Task statement |
Repeat every entry word for word, skipping the pictures.

Data excerpts
....................

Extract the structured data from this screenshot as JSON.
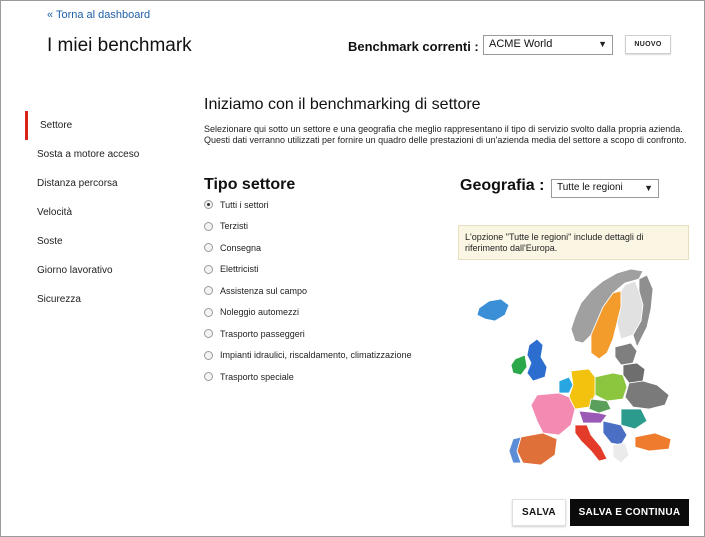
{
  "header": {
    "back_link": "« Torna al dashboard",
    "title": "I miei benchmark",
    "benchmark_label": "Benchmark correnti :",
    "benchmark_value": "ACME World",
    "new_button": "NUOVO"
  },
  "sidebar": {
    "items": [
      {
        "label": "Settore",
        "active": true
      },
      {
        "label": "Sosta a motore acceso",
        "active": false
      },
      {
        "label": "Distanza percorsa",
        "active": false
      },
      {
        "label": "Velocità",
        "active": false
      },
      {
        "label": "Soste",
        "active": false
      },
      {
        "label": "Giorno lavorativo",
        "active": false
      },
      {
        "label": "Sicurezza",
        "active": false
      }
    ]
  },
  "main": {
    "heading": "Iniziamo con il benchmarking di settore",
    "intro": "Selezionare qui sotto un settore e una geografia che meglio rappresentano il tipo di servizio svolto dalla propria azienda. Questi dati verranno utilizzati per fornire un quadro delle prestazioni di un'azienda media del settore a scopo di confronto.",
    "sector_title": "Tipo settore",
    "sectors": [
      {
        "label": "Tutti i settori",
        "checked": true
      },
      {
        "label": "Terzisti",
        "checked": false
      },
      {
        "label": "Consegna",
        "checked": false
      },
      {
        "label": "Elettricisti",
        "checked": false
      },
      {
        "label": "Assistenza sul campo",
        "checked": false
      },
      {
        "label": "Noleggio automezzi",
        "checked": false
      },
      {
        "label": "Trasporto passeggeri",
        "checked": false
      },
      {
        "label": "Impianti idraulici, riscaldamento, climatizzazione",
        "checked": false
      },
      {
        "label": "Trasporto speciale",
        "checked": false
      }
    ],
    "geo_title": "Geografia :",
    "geo_value": "Tutte le regioni",
    "geo_note": "L'opzione \"Tutte le regioni\" include dettagli di riferimento dall'Europa."
  },
  "map": {
    "colors": {
      "iceland": "#3a8fd6",
      "uk": "#2c6ecf",
      "ireland": "#2aa84a",
      "norway": "#a0a0a0",
      "sweden": "#f39b2b",
      "finland": "#e1e1e1",
      "russia": "#8f8f8f",
      "baltics": "#7f7f7f",
      "poland": "#8cc63f",
      "germany": "#f2c20f",
      "france": "#f38ab2",
      "spain": "#e0703a",
      "portugal": "#5b8ed6",
      "italy": "#e43a2a",
      "ukraine": "#7a7a7a",
      "balkans": "#4a6fc4",
      "turkey": "#ef7b2d",
      "benelux": "#27a6e1",
      "austria": "#9b59b6",
      "czech": "#5aa05a",
      "romania": "#2a9b8c",
      "greece": "#ebebeb",
      "belarus": "#6e6e6e"
    }
  },
  "actions": {
    "save": "SALVA",
    "save_continue": "SALVA E CONTINUA"
  }
}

....................

Response to this task |
Extract the structured data from this screenshot as JSON.
{
  "header": {
    "back_link": "« Torna al dashboard",
    "title": "I miei benchmark",
    "benchmark_label": "Benchmark correnti :",
    "benchmark_value": "ACME World",
    "new_button": "NUOVO"
  },
  "sidebar": {
    "items": [
      {
        "label": "Settore",
        "active": true
      },
      {
        "label": "Sosta a motore acceso",
        "active": false
      },
      {
        "label": "Distanza percorsa",
        "active": false
      },
      {
        "label": "Velocità",
        "active": false
      },
      {
        "label": "Soste",
        "active": false
      },
      {
        "label": "Giorno lavorativo",
        "active": false
      },
      {
        "label": "Sicurezza",
        "active": false
      }
    ]
  },
  "main": {
    "heading": "Iniziamo con il benchmarking di settore",
    "intro": "Selezionare qui sotto un settore e una geografia che meglio rappresentano il tipo di servizio svolto dalla propria azienda. Questi dati verranno utilizzati per fornire un quadro delle prestazioni di un'azienda media del settore a scopo di confronto.",
    "sector_title": "Tipo settore",
    "sectors": [
      {
        "label": "Tutti i settori",
        "checked": true
      },
      {
        "label": "Terzisti",
        "checked": false
      },
      {
        "label": "Consegna",
        "checked": false
      },
      {
        "label": "Elettricisti",
        "checked": false
      },
      {
        "label": "Assistenza sul campo",
        "checked": false
      },
      {
        "label": "Noleggio automezzi",
        "checked": false
      },
      {
        "label": "Trasporto passeggeri",
        "checked": false
      },
      {
        "label": "Impianti idraulici, riscaldamento, climatizzazione",
        "checked": false
      },
      {
        "label": "Trasporto speciale",
        "checked": false
      }
    ],
    "geo_title": "Geografia :",
    "geo_value": "Tutte le regioni",
    "geo_note": "L'opzione \"Tutte le regioni\" include dettagli di riferimento dall'Europa."
  },
  "map": {
    "colors": {
      "iceland": "#3a8fd6",
      "uk": "#2c6ecf",
      "ireland": "#2aa84a",
      "norway": "#a0a0a0",
      "sweden": "#f39b2b",
      "finland": "#e1e1e1",
      "russia": "#8f8f8f",
      "baltics": "#7f7f7f",
      "poland": "#8cc63f",
      "germany": "#f2c20f",
      "france": "#f38ab2",
      "spain": "#e0703a",
      "portugal": "#5b8ed6",
      "italy": "#e43a2a",
      "ukraine": "#7a7a7a",
      "balkans": "#4a6fc4",
      "turkey": "#ef7b2d",
      "benelux": "#27a6e1",
      "austria": "#9b59b6",
      "czech": "#5aa05a",
      "romania": "#2a9b8c",
      "greece": "#ebebeb",
      "belarus": "#6e6e6e"
    }
  },
  "actions": {
    "save": "SALVA",
    "save_continue": "SALVA E CONTINUA"
  }
}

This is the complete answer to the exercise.